Records provided:
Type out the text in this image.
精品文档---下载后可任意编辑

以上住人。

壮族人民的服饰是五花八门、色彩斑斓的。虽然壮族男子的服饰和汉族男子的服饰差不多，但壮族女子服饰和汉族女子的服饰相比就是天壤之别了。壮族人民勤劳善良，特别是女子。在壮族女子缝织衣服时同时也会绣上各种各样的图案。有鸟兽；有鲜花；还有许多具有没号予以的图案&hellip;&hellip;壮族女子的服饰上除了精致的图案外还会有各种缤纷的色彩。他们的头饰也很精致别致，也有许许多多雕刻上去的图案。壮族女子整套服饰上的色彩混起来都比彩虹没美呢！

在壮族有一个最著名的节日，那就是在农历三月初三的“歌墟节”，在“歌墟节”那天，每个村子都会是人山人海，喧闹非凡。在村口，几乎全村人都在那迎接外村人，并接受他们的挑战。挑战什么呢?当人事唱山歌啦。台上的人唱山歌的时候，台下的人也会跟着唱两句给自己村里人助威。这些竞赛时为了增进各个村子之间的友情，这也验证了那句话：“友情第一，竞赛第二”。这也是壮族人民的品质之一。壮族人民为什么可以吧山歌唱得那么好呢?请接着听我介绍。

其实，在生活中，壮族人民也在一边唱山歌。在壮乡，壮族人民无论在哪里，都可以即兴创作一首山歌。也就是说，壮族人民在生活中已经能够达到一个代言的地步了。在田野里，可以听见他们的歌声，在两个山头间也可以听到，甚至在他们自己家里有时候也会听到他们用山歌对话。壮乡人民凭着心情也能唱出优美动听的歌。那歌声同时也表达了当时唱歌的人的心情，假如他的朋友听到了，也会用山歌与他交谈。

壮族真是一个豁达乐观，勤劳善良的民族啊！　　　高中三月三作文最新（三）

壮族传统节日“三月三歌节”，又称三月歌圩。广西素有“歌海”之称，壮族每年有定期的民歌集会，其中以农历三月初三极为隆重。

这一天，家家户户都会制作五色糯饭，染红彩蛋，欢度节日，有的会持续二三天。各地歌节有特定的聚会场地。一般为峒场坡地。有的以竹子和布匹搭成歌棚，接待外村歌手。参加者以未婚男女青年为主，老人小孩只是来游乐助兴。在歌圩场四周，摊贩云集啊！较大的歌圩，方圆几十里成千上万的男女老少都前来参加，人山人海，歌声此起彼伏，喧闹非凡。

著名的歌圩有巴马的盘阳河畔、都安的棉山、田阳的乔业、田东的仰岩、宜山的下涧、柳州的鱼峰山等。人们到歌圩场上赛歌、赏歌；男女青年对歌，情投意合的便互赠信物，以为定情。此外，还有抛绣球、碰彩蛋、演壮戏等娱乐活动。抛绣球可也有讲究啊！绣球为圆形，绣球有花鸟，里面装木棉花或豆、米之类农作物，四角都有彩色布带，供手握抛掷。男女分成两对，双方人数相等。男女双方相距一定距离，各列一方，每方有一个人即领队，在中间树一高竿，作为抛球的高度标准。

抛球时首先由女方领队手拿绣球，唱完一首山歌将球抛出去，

What this task involves:
Count the lines above that contain the word "喧闹非凡", and give only that number.

Answer for this exercise:
2